::: MATERIAL TO PROCESS

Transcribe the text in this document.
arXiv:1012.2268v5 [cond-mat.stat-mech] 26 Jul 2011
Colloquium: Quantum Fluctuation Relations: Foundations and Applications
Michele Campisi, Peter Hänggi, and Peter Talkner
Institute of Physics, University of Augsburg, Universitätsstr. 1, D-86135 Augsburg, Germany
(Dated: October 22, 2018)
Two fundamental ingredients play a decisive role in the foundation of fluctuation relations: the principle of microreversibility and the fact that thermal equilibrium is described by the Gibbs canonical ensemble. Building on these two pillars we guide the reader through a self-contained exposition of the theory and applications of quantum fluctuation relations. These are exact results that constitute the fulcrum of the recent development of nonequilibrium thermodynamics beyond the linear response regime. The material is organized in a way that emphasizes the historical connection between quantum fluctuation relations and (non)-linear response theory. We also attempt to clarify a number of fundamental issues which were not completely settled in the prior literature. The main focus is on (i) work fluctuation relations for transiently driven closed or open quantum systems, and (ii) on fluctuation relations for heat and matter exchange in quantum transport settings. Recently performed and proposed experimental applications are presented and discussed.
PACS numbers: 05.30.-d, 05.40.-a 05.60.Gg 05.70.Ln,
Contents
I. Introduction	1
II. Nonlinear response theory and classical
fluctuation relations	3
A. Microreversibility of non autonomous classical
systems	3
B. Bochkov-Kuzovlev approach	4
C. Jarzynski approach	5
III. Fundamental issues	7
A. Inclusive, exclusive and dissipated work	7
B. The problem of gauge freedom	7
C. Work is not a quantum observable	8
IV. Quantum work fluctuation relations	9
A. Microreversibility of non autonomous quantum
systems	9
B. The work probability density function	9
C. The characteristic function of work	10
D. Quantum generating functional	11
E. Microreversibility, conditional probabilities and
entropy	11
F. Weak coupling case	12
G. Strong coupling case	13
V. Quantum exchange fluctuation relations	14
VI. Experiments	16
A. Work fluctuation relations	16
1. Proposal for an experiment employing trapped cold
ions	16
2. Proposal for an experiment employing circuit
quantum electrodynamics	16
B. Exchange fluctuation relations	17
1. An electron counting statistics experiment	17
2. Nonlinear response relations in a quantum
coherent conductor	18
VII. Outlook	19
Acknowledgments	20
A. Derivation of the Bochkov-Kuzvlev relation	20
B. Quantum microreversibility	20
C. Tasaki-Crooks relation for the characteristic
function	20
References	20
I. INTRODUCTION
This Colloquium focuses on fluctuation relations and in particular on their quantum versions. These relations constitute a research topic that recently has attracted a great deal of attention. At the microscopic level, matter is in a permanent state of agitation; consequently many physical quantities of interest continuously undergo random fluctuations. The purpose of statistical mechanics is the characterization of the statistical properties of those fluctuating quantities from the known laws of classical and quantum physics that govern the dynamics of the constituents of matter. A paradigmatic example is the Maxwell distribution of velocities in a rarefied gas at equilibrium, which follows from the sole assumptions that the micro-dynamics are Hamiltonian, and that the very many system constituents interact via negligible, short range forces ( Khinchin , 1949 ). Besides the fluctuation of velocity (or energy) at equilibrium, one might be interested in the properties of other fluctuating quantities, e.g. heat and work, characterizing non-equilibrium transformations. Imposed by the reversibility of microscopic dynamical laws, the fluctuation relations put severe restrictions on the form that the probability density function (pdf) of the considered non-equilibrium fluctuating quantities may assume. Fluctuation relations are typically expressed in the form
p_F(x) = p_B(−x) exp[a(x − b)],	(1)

::::::
::: MATERIAL TO PROCESS

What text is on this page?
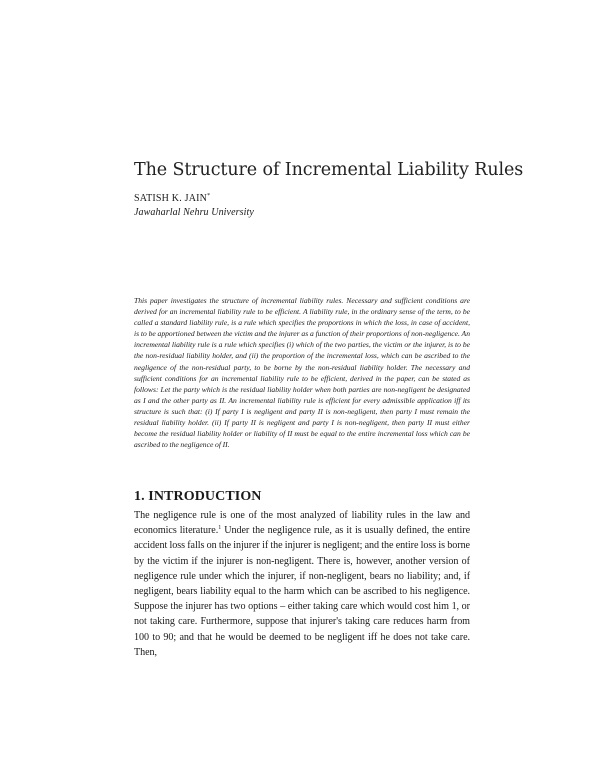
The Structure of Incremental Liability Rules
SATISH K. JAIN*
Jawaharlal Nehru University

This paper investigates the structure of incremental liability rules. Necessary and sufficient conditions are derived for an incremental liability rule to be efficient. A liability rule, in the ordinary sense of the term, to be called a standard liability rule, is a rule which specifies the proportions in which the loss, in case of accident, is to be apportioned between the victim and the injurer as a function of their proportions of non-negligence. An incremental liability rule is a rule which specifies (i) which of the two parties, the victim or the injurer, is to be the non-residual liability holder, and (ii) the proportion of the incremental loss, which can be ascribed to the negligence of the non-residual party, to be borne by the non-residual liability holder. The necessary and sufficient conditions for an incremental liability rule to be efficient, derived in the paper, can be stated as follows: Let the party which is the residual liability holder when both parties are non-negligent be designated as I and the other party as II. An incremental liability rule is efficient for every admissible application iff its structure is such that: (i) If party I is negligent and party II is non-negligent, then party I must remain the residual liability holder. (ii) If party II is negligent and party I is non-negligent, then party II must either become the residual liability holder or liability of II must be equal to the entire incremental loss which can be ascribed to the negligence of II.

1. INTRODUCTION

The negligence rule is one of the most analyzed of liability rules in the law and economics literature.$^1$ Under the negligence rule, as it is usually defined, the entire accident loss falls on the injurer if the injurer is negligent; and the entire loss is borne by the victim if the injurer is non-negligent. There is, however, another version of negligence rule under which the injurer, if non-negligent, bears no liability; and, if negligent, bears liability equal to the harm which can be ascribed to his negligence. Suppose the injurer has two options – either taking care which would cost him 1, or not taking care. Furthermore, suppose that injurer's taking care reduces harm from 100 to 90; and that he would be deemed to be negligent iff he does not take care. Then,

::::::

TO BE DONE:
Pull out each line of the entries that contains "density".

EXERCISE RESPONSE:
B. The work probability density function	9
This Colloquium focuses on fluctuation relations and in particular on their quantum versions. These relations constitute a research topic that recently has attracted a great deal of attention. At the microscopic level, matter is in a permanent state of agitation; consequently many physical quantities of interest continuously undergo random fluctuations. The purpose of statistical mechanics is the characterization of the statistical properties of those fluctuating quantities from the known laws of classical and quantum physics that govern the dynamics of the constituents of matter. A paradigmatic example is the Maxwell distribution of velocities in a rarefied gas at equilibrium, which follows from the sole assumptions that the micro-dynamics are Hamiltonian, and that the very many system constituents interact via negligible, short range forces ( Khinchin , 1949 ). Besides the fluctuation of velocity (or energy) at equilibrium, one might be interested in the properties of other fluctuating quantities, e.g. heat and work, characterizing non-equilibrium transformations. Imposed by the reversibility of microscopic dynamical laws, the fluctuation relations put severe restrictions on the form that the probability density function (pdf) of the considered non-equilibrium fluctuating quantities may assume. Fluctuation relations are typically expressed in the form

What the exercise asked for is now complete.